TASK OBJECTIVE:
Pull every "color" line out of the data below.

INFORMATION PROVIDED:
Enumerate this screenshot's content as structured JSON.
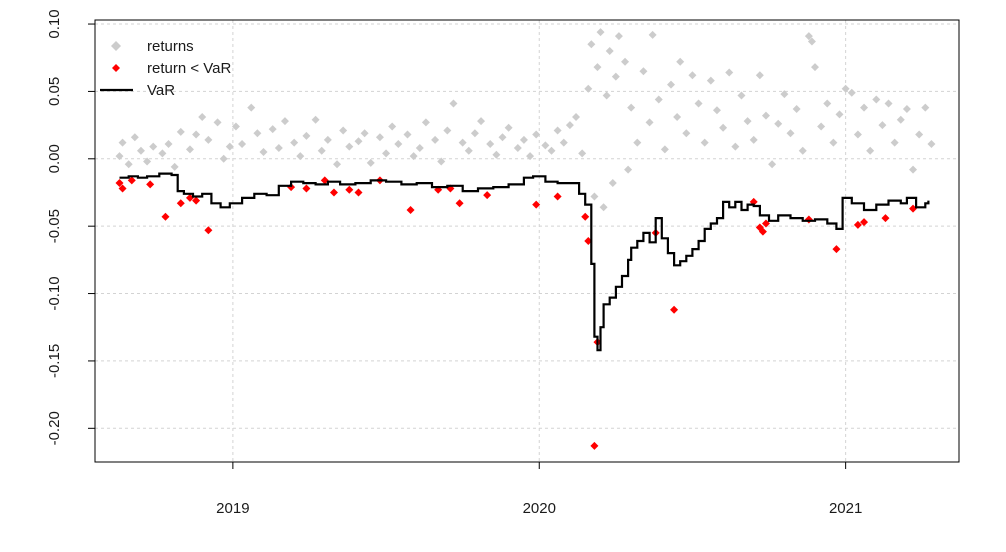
{
  "chart_data": {
    "type": "scatter",
    "title": "",
    "xlabel": "",
    "ylabel": "",
    "xlim": [
      2018.55,
      2021.37
    ],
    "ylim": [
      -0.225,
      0.103
    ],
    "x_ticks": [
      {
        "value": 2019,
        "label": "2019"
      },
      {
        "value": 2020,
        "label": "2020"
      },
      {
        "value": 2021,
        "label": "2021"
      }
    ],
    "y_ticks": [
      {
        "value": 0.1,
        "label": "0.10"
      },
      {
        "value": 0.05,
        "label": "0.05"
      },
      {
        "value": 0.0,
        "label": "0.00"
      },
      {
        "value": -0.05,
        "label": "-0.05"
      },
      {
        "value": -0.1,
        "label": "-0.10"
      },
      {
        "value": -0.15,
        "label": "-0.15"
      },
      {
        "value": -0.2,
        "label": "-0.20"
      }
    ],
    "grid": true,
    "legend": {
      "position": "top-left",
      "entries": [
        {
          "label": "returns",
          "color": "#cccccc",
          "marker": "diamond"
        },
        {
          "label": "return < VaR",
          "color": "#ff0000",
          "marker": "diamond"
        },
        {
          "label": "VaR",
          "color": "#000000",
          "marker": "line"
        }
      ]
    },
    "series": [
      {
        "name": "returns",
        "kind": "points",
        "color": "#cccccc",
        "points": [
          [
            2018.63,
            0.002
          ],
          [
            2018.64,
            0.012
          ],
          [
            2018.66,
            -0.004
          ],
          [
            2018.68,
            0.016
          ],
          [
            2018.7,
            0.006
          ],
          [
            2018.72,
            -0.002
          ],
          [
            2018.74,
            0.009
          ],
          [
            2018.77,
            0.004
          ],
          [
            2018.79,
            0.011
          ],
          [
            2018.81,
            -0.006
          ],
          [
            2018.83,
            0.02
          ],
          [
            2018.86,
            0.007
          ],
          [
            2018.88,
            0.018
          ],
          [
            2018.9,
            0.031
          ],
          [
            2018.92,
            0.014
          ],
          [
            2018.95,
            0.027
          ],
          [
            2018.97,
            0.0
          ],
          [
            2018.99,
            0.009
          ],
          [
            2019.01,
            0.024
          ],
          [
            2019.03,
            0.011
          ],
          [
            2019.06,
            0.038
          ],
          [
            2019.08,
            0.019
          ],
          [
            2019.1,
            0.005
          ],
          [
            2019.13,
            0.022
          ],
          [
            2019.15,
            0.008
          ],
          [
            2019.17,
            0.028
          ],
          [
            2019.2,
            0.012
          ],
          [
            2019.22,
            0.002
          ],
          [
            2019.24,
            0.017
          ],
          [
            2019.27,
            0.029
          ],
          [
            2019.29,
            0.006
          ],
          [
            2019.31,
            0.014
          ],
          [
            2019.34,
            -0.004
          ],
          [
            2019.36,
            0.021
          ],
          [
            2019.38,
            0.009
          ],
          [
            2019.41,
            0.013
          ],
          [
            2019.43,
            0.019
          ],
          [
            2019.45,
            -0.003
          ],
          [
            2019.48,
            0.016
          ],
          [
            2019.5,
            0.004
          ],
          [
            2019.52,
            0.024
          ],
          [
            2019.54,
            0.011
          ],
          [
            2019.57,
            0.018
          ],
          [
            2019.59,
            0.002
          ],
          [
            2019.61,
            0.008
          ],
          [
            2019.63,
            0.027
          ],
          [
            2019.66,
            0.014
          ],
          [
            2019.68,
            -0.002
          ],
          [
            2019.7,
            0.021
          ],
          [
            2019.72,
            0.041
          ],
          [
            2019.75,
            0.012
          ],
          [
            2019.77,
            0.006
          ],
          [
            2019.79,
            0.019
          ],
          [
            2019.81,
            0.028
          ],
          [
            2019.84,
            0.011
          ],
          [
            2019.86,
            0.003
          ],
          [
            2019.88,
            0.016
          ],
          [
            2019.9,
            0.023
          ],
          [
            2019.93,
            0.008
          ],
          [
            2019.95,
            0.014
          ],
          [
            2019.97,
            0.002
          ],
          [
            2019.99,
            0.018
          ],
          [
            2020.02,
            0.01
          ],
          [
            2020.04,
            0.006
          ],
          [
            2020.06,
            0.021
          ],
          [
            2020.08,
            0.012
          ],
          [
            2020.1,
            0.025
          ],
          [
            2020.12,
            0.031
          ],
          [
            2020.14,
            0.004
          ],
          [
            2020.16,
            0.052
          ],
          [
            2020.17,
            0.085
          ],
          [
            2020.18,
            -0.028
          ],
          [
            2020.19,
            0.068
          ],
          [
            2020.2,
            0.094
          ],
          [
            2020.21,
            -0.036
          ],
          [
            2020.22,
            0.047
          ],
          [
            2020.23,
            0.08
          ],
          [
            2020.24,
            -0.018
          ],
          [
            2020.25,
            0.061
          ],
          [
            2020.26,
            0.091
          ],
          [
            2020.28,
            0.072
          ],
          [
            2020.29,
            -0.008
          ],
          [
            2020.3,
            0.038
          ],
          [
            2020.32,
            0.012
          ],
          [
            2020.34,
            0.065
          ],
          [
            2020.36,
            0.027
          ],
          [
            2020.37,
            0.092
          ],
          [
            2020.39,
            0.044
          ],
          [
            2020.41,
            0.007
          ],
          [
            2020.43,
            0.055
          ],
          [
            2020.45,
            0.031
          ],
          [
            2020.46,
            0.072
          ],
          [
            2020.48,
            0.019
          ],
          [
            2020.5,
            0.062
          ],
          [
            2020.52,
            0.041
          ],
          [
            2020.54,
            0.012
          ],
          [
            2020.56,
            0.058
          ],
          [
            2020.58,
            0.036
          ],
          [
            2020.6,
            0.023
          ],
          [
            2020.62,
            0.064
          ],
          [
            2020.64,
            0.009
          ],
          [
            2020.66,
            0.047
          ],
          [
            2020.68,
            0.028
          ],
          [
            2020.7,
            0.014
          ],
          [
            2020.72,
            0.062
          ],
          [
            2020.74,
            0.032
          ],
          [
            2020.76,
            -0.004
          ],
          [
            2020.78,
            0.026
          ],
          [
            2020.8,
            0.048
          ],
          [
            2020.82,
            0.019
          ],
          [
            2020.84,
            0.037
          ],
          [
            2020.86,
            0.006
          ],
          [
            2020.88,
            0.091
          ],
          [
            2020.89,
            0.087
          ],
          [
            2020.9,
            0.068
          ],
          [
            2020.92,
            0.024
          ],
          [
            2020.94,
            0.041
          ],
          [
            2020.96,
            0.012
          ],
          [
            2020.98,
            0.033
          ],
          [
            2021.0,
            0.052
          ],
          [
            2021.02,
            0.049
          ],
          [
            2021.04,
            0.018
          ],
          [
            2021.06,
            0.038
          ],
          [
            2021.08,
            0.006
          ],
          [
            2021.1,
            0.044
          ],
          [
            2021.12,
            0.025
          ],
          [
            2021.14,
            0.041
          ],
          [
            2021.16,
            0.012
          ],
          [
            2021.18,
            0.029
          ],
          [
            2021.2,
            0.037
          ],
          [
            2021.22,
            -0.008
          ],
          [
            2021.24,
            0.018
          ],
          [
            2021.26,
            0.038
          ],
          [
            2021.28,
            0.011
          ]
        ]
      },
      {
        "name": "return < VaR",
        "kind": "points",
        "color": "#ff0000",
        "points": [
          [
            2018.63,
            -0.018
          ],
          [
            2018.64,
            -0.022
          ],
          [
            2018.67,
            -0.016
          ],
          [
            2018.73,
            -0.019
          ],
          [
            2018.78,
            -0.043
          ],
          [
            2018.83,
            -0.033
          ],
          [
            2018.86,
            -0.029
          ],
          [
            2018.88,
            -0.031
          ],
          [
            2018.92,
            -0.053
          ],
          [
            2019.19,
            -0.021
          ],
          [
            2019.24,
            -0.022
          ],
          [
            2019.3,
            -0.016
          ],
          [
            2019.33,
            -0.025
          ],
          [
            2019.38,
            -0.023
          ],
          [
            2019.41,
            -0.025
          ],
          [
            2019.48,
            -0.016
          ],
          [
            2019.58,
            -0.038
          ],
          [
            2019.67,
            -0.023
          ],
          [
            2019.71,
            -0.022
          ],
          [
            2019.74,
            -0.033
          ],
          [
            2019.83,
            -0.027
          ],
          [
            2019.99,
            -0.034
          ],
          [
            2020.06,
            -0.028
          ],
          [
            2020.15,
            -0.043
          ],
          [
            2020.16,
            -0.061
          ],
          [
            2020.19,
            -0.136
          ],
          [
            2020.18,
            -0.213
          ],
          [
            2020.38,
            -0.055
          ],
          [
            2020.44,
            -0.112
          ],
          [
            2020.7,
            -0.032
          ],
          [
            2020.72,
            -0.051
          ],
          [
            2020.73,
            -0.054
          ],
          [
            2020.74,
            -0.048
          ],
          [
            2020.88,
            -0.045
          ],
          [
            2020.97,
            -0.067
          ],
          [
            2021.04,
            -0.049
          ],
          [
            2021.06,
            -0.047
          ],
          [
            2021.13,
            -0.044
          ],
          [
            2021.22,
            -0.037
          ]
        ]
      },
      {
        "name": "VaR",
        "kind": "line",
        "color": "#000000",
        "points": [
          [
            2018.63,
            -0.014
          ],
          [
            2018.66,
            -0.013
          ],
          [
            2018.69,
            -0.014
          ],
          [
            2018.72,
            -0.013
          ],
          [
            2018.76,
            -0.011
          ],
          [
            2018.8,
            -0.012
          ],
          [
            2018.82,
            -0.024
          ],
          [
            2018.84,
            -0.026
          ],
          [
            2018.87,
            -0.028
          ],
          [
            2018.9,
            -0.026
          ],
          [
            2018.93,
            -0.033
          ],
          [
            2018.96,
            -0.036
          ],
          [
            2018.99,
            -0.033
          ],
          [
            2019.03,
            -0.029
          ],
          [
            2019.07,
            -0.026
          ],
          [
            2019.11,
            -0.027
          ],
          [
            2019.15,
            -0.02
          ],
          [
            2019.19,
            -0.017
          ],
          [
            2019.23,
            -0.018
          ],
          [
            2019.27,
            -0.019
          ],
          [
            2019.31,
            -0.017
          ],
          [
            2019.35,
            -0.019
          ],
          [
            2019.4,
            -0.018
          ],
          [
            2019.45,
            -0.016
          ],
          [
            2019.5,
            -0.017
          ],
          [
            2019.55,
            -0.019
          ],
          [
            2019.6,
            -0.018
          ],
          [
            2019.65,
            -0.021
          ],
          [
            2019.7,
            -0.02
          ],
          [
            2019.75,
            -0.024
          ],
          [
            2019.8,
            -0.022
          ],
          [
            2019.85,
            -0.021
          ],
          [
            2019.9,
            -0.019
          ],
          [
            2019.95,
            -0.014
          ],
          [
            2019.98,
            -0.013
          ],
          [
            2020.02,
            -0.017
          ],
          [
            2020.06,
            -0.018
          ],
          [
            2020.1,
            -0.018
          ],
          [
            2020.13,
            -0.026
          ],
          [
            2020.15,
            -0.034
          ],
          [
            2020.17,
            -0.078
          ],
          [
            2020.18,
            -0.132
          ],
          [
            2020.19,
            -0.142
          ],
          [
            2020.2,
            -0.125
          ],
          [
            2020.21,
            -0.108
          ],
          [
            2020.23,
            -0.103
          ],
          [
            2020.25,
            -0.095
          ],
          [
            2020.27,
            -0.087
          ],
          [
            2020.29,
            -0.075
          ],
          [
            2020.3,
            -0.066
          ],
          [
            2020.32,
            -0.061
          ],
          [
            2020.34,
            -0.055
          ],
          [
            2020.36,
            -0.062
          ],
          [
            2020.38,
            -0.044
          ],
          [
            2020.4,
            -0.059
          ],
          [
            2020.42,
            -0.07
          ],
          [
            2020.44,
            -0.079
          ],
          [
            2020.46,
            -0.076
          ],
          [
            2020.48,
            -0.072
          ],
          [
            2020.5,
            -0.067
          ],
          [
            2020.52,
            -0.061
          ],
          [
            2020.54,
            -0.052
          ],
          [
            2020.56,
            -0.048
          ],
          [
            2020.58,
            -0.044
          ],
          [
            2020.6,
            -0.032
          ],
          [
            2020.62,
            -0.036
          ],
          [
            2020.64,
            -0.032
          ],
          [
            2020.66,
            -0.038
          ],
          [
            2020.68,
            -0.034
          ],
          [
            2020.7,
            -0.035
          ],
          [
            2020.72,
            -0.042
          ],
          [
            2020.75,
            -0.046
          ],
          [
            2020.78,
            -0.042
          ],
          [
            2020.82,
            -0.044
          ],
          [
            2020.86,
            -0.046
          ],
          [
            2020.9,
            -0.045
          ],
          [
            2020.94,
            -0.048
          ],
          [
            2020.97,
            -0.052
          ],
          [
            2020.99,
            -0.029
          ],
          [
            2021.02,
            -0.033
          ],
          [
            2021.06,
            -0.038
          ],
          [
            2021.1,
            -0.034
          ],
          [
            2021.14,
            -0.031
          ],
          [
            2021.18,
            -0.033
          ],
          [
            2021.2,
            -0.029
          ],
          [
            2021.23,
            -0.036
          ],
          [
            2021.26,
            -0.033
          ],
          [
            2021.27,
            -0.031
          ]
        ]
      }
    ]
  }
}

EXERCISE ANSWER:
          "color": "#cccccc",
          "color": "#ff0000",
          "color": "#000000",
        "color": "#cccccc",
        "color": "#ff0000",
        "color": "#000000",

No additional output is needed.